- Task goal
Take every line from the listing below that includes "JSON" and copy it.

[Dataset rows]
________________
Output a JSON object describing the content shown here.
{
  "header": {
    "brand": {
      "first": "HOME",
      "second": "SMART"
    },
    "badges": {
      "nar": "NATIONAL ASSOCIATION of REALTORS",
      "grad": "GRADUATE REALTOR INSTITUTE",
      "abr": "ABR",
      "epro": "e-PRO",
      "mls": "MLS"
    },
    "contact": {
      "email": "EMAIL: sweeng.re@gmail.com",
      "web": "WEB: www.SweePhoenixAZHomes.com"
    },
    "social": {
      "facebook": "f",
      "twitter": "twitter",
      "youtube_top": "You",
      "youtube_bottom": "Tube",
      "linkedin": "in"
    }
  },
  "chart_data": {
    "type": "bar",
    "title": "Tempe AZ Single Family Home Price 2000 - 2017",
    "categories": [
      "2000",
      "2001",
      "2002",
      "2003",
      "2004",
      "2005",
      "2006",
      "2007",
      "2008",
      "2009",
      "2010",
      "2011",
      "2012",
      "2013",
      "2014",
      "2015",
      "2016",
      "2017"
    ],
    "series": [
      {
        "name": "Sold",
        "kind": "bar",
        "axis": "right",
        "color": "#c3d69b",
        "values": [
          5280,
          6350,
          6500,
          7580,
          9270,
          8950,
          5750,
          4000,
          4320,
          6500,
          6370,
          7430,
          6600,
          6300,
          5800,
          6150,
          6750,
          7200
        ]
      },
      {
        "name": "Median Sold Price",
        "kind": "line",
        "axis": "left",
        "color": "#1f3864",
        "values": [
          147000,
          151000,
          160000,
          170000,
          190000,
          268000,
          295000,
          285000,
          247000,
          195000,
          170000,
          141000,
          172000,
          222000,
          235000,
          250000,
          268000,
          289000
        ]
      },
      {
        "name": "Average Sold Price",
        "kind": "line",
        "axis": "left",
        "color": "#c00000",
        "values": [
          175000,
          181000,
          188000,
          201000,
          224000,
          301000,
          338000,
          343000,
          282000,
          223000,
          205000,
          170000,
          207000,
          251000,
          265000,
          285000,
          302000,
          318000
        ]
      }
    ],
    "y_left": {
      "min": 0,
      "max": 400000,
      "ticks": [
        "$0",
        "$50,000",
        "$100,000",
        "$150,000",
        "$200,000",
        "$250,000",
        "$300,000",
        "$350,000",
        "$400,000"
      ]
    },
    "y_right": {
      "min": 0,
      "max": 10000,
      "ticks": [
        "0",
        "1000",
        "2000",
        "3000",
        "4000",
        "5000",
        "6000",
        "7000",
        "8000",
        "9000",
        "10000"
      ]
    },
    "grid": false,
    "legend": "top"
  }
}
________________
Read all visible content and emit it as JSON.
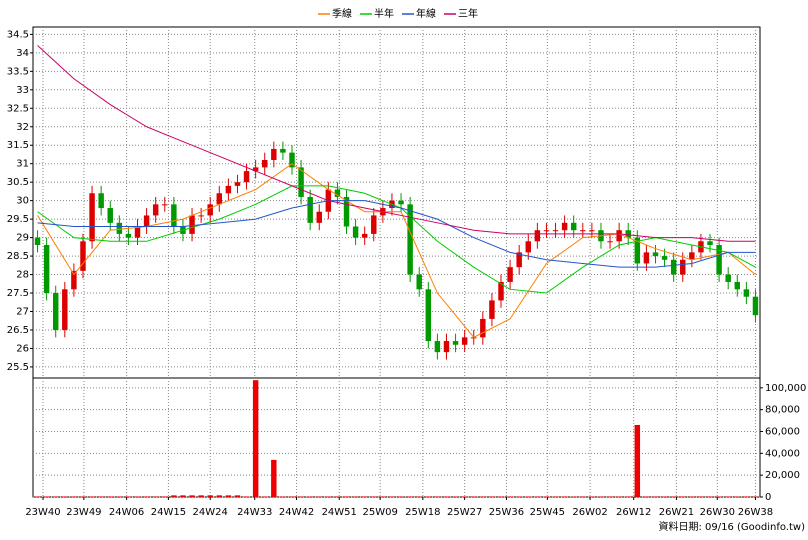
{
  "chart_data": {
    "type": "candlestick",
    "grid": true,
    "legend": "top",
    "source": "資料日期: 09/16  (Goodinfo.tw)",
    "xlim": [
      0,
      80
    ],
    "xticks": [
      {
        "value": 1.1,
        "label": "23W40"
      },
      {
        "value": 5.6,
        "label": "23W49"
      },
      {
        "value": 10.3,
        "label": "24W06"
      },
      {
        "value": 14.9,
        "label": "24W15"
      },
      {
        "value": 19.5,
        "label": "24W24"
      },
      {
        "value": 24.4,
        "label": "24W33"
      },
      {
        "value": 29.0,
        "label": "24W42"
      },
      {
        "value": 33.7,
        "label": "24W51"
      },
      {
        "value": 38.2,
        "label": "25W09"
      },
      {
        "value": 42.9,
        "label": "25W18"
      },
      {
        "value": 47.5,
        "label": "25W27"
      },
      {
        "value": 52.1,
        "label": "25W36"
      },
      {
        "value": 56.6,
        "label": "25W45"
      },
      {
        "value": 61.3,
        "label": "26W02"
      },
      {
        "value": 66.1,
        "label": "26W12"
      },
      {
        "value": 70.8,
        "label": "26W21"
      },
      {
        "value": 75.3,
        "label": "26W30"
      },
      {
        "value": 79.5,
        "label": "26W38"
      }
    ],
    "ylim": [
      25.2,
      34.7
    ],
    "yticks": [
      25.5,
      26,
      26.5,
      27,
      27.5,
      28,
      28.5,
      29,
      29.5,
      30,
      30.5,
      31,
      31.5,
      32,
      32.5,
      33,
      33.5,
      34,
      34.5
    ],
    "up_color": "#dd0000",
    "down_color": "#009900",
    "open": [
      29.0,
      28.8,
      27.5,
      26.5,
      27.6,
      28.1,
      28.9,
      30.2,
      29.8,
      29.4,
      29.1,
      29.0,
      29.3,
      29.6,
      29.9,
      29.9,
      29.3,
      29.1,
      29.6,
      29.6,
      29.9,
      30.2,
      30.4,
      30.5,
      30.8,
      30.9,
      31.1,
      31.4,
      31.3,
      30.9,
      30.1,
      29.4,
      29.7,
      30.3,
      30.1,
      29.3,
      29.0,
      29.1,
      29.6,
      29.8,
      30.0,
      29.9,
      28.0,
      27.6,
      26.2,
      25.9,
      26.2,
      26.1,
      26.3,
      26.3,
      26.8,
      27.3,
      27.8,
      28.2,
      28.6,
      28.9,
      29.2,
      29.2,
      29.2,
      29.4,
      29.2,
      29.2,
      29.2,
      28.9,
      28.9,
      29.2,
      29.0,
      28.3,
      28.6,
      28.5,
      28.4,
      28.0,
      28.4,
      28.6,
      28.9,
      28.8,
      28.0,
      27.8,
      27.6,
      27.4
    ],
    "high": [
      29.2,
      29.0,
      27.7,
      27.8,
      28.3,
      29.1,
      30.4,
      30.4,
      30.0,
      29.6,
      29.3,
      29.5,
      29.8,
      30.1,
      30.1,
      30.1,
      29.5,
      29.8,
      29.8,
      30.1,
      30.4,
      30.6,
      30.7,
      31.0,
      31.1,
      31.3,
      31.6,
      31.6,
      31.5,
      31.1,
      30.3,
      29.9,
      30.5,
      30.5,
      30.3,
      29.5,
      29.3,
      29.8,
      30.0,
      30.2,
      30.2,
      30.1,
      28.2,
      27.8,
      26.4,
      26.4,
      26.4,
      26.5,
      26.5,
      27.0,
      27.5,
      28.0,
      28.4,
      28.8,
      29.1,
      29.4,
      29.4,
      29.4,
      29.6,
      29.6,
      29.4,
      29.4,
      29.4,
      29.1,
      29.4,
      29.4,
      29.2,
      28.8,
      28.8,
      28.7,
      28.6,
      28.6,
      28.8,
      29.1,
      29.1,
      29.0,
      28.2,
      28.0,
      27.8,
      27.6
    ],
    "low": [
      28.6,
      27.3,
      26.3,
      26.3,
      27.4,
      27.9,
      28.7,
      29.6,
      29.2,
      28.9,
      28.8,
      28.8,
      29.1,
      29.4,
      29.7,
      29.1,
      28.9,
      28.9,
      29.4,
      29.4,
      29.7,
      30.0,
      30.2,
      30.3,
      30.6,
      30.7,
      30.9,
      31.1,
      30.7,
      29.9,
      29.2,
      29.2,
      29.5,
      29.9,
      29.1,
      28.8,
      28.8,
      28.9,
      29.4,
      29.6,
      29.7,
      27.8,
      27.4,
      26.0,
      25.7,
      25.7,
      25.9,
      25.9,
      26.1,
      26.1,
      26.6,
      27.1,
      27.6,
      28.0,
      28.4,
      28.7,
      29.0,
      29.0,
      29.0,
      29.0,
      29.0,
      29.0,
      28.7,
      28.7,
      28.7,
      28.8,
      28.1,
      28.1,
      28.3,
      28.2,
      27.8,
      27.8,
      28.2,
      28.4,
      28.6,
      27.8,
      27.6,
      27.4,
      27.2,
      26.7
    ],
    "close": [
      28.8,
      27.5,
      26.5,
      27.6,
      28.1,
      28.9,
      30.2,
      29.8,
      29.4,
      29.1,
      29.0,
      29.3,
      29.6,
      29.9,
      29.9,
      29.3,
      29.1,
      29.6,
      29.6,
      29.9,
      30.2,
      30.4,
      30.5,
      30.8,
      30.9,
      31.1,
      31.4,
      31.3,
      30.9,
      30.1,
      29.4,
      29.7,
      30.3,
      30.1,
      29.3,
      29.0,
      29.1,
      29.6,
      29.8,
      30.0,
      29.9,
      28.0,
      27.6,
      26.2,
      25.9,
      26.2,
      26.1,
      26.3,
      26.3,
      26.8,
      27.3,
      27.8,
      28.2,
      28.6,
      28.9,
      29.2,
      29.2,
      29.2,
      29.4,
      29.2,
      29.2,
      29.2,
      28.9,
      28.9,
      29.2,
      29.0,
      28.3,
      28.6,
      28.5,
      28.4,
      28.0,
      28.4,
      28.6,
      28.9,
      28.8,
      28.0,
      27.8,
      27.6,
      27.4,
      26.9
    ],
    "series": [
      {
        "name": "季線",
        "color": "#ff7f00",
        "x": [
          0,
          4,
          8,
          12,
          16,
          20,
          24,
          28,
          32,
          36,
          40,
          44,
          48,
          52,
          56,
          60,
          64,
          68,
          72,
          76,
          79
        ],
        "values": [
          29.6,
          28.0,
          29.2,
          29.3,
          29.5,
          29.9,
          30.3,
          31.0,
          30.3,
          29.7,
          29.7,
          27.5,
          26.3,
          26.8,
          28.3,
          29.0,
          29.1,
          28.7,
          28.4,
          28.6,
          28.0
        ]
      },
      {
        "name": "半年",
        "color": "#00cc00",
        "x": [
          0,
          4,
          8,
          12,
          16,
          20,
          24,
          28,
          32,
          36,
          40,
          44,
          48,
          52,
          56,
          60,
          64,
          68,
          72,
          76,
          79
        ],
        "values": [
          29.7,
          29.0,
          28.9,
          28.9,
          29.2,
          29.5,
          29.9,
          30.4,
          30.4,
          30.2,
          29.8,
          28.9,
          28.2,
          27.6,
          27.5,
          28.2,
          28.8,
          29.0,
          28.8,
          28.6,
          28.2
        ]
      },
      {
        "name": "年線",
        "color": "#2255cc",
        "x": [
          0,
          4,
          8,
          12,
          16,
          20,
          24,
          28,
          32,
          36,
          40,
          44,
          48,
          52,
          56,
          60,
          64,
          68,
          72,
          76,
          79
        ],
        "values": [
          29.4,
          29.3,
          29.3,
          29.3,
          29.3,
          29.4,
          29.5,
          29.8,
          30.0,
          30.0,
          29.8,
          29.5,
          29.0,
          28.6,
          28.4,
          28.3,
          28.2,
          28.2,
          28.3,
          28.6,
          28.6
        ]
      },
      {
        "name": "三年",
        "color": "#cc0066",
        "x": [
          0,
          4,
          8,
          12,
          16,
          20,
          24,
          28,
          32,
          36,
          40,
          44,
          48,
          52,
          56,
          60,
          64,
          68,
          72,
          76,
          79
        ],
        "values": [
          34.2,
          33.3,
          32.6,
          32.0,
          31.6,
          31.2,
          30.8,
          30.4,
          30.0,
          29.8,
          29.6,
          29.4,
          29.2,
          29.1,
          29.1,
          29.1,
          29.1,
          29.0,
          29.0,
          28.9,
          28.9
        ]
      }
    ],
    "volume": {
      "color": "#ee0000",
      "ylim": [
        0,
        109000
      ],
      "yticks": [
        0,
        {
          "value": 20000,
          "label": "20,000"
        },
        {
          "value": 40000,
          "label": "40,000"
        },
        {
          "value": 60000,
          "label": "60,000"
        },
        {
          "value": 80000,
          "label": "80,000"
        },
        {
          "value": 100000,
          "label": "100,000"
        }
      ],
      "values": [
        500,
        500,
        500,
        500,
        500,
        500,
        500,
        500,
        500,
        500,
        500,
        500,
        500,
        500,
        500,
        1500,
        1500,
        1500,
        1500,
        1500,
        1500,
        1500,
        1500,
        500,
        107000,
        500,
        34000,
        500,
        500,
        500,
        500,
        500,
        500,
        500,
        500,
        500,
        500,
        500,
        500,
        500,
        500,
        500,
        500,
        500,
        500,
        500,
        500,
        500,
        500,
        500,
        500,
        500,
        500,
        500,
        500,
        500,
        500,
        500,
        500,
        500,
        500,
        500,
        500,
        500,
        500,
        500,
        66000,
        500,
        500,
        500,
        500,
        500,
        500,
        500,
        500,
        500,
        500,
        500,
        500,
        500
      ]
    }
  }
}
________________
- Solution to the problem
Output a JSON object describing the content shown here.
Read all visible content and emit it as JSON.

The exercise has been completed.